::: Record extracts

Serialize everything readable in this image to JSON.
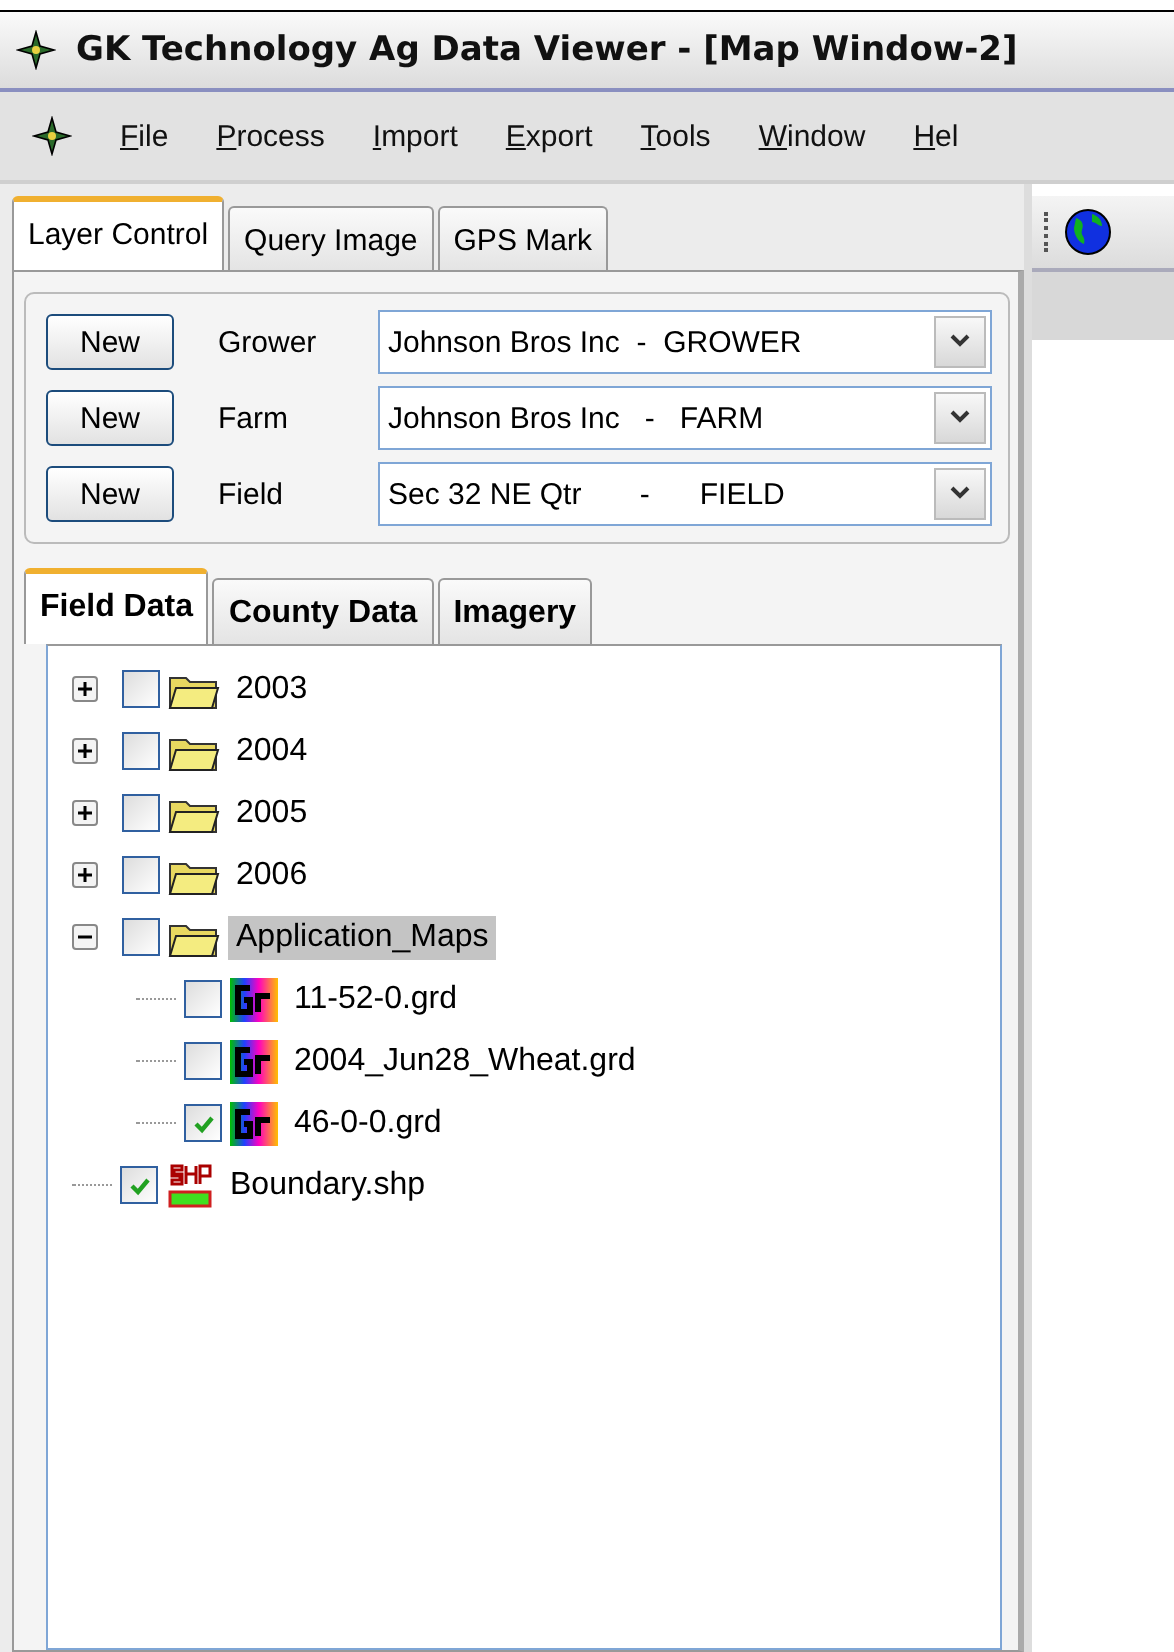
{
  "window": {
    "title": "GK Technology Ag Data Viewer - [Map Window-2]"
  },
  "menu": [
    {
      "label": "File"
    },
    {
      "label": "Process"
    },
    {
      "label": "Import"
    },
    {
      "label": "Export"
    },
    {
      "label": "Tools"
    },
    {
      "label": "Window"
    },
    {
      "label": "Hel"
    }
  ],
  "tabs": [
    {
      "label": "Layer Control",
      "selected": true
    },
    {
      "label": "Query Image",
      "selected": false
    },
    {
      "label": "GPS Mark",
      "selected": false
    }
  ],
  "selectors": [
    {
      "button": "New",
      "label": "Grower",
      "value": "Johnson Bros Inc  -  GROWER"
    },
    {
      "button": "New",
      "label": "Farm",
      "value": "Johnson Bros Inc   -   FARM"
    },
    {
      "button": "New",
      "label": "Field",
      "value": "Sec 32 NE Qtr       -      FIELD"
    }
  ],
  "data_tabs": [
    {
      "label": "Field Data",
      "selected": true
    },
    {
      "label": "County Data",
      "selected": false
    },
    {
      "label": "Imagery",
      "selected": false
    }
  ],
  "tree": [
    {
      "kind": "folder",
      "label": "2003",
      "checked": false,
      "selected": false,
      "expanded": false
    },
    {
      "kind": "folder",
      "label": "2004",
      "checked": false,
      "selected": false,
      "expanded": false
    },
    {
      "kind": "folder",
      "label": "2005",
      "checked": false,
      "selected": false,
      "expanded": false
    },
    {
      "kind": "folder",
      "label": "2006",
      "checked": false,
      "selected": false,
      "expanded": false
    },
    {
      "kind": "folder",
      "label": "Application_Maps",
      "checked": false,
      "selected": true,
      "expanded": true,
      "children": [
        {
          "kind": "grid",
          "label": "11-52-0.grd",
          "checked": false,
          "selected": false
        },
        {
          "kind": "grid",
          "label": "2004_Jun28_Wheat.grd",
          "checked": false,
          "selected": false
        },
        {
          "kind": "grid",
          "label": "46-0-0.grd",
          "checked": true,
          "selected": false
        }
      ]
    },
    {
      "kind": "shape",
      "label": "Boundary.shp",
      "checked": true,
      "selected": false
    }
  ]
}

::::::

Written instruction: Locate the word "value" in the records above, and return each line that has it.

Output below:
      "value": "Johnson Bros Inc  -  GROWER"
      "value": "Johnson Bros Inc   -   FARM"
      "value": "Sec 32 NE Qtr       -      FIELD"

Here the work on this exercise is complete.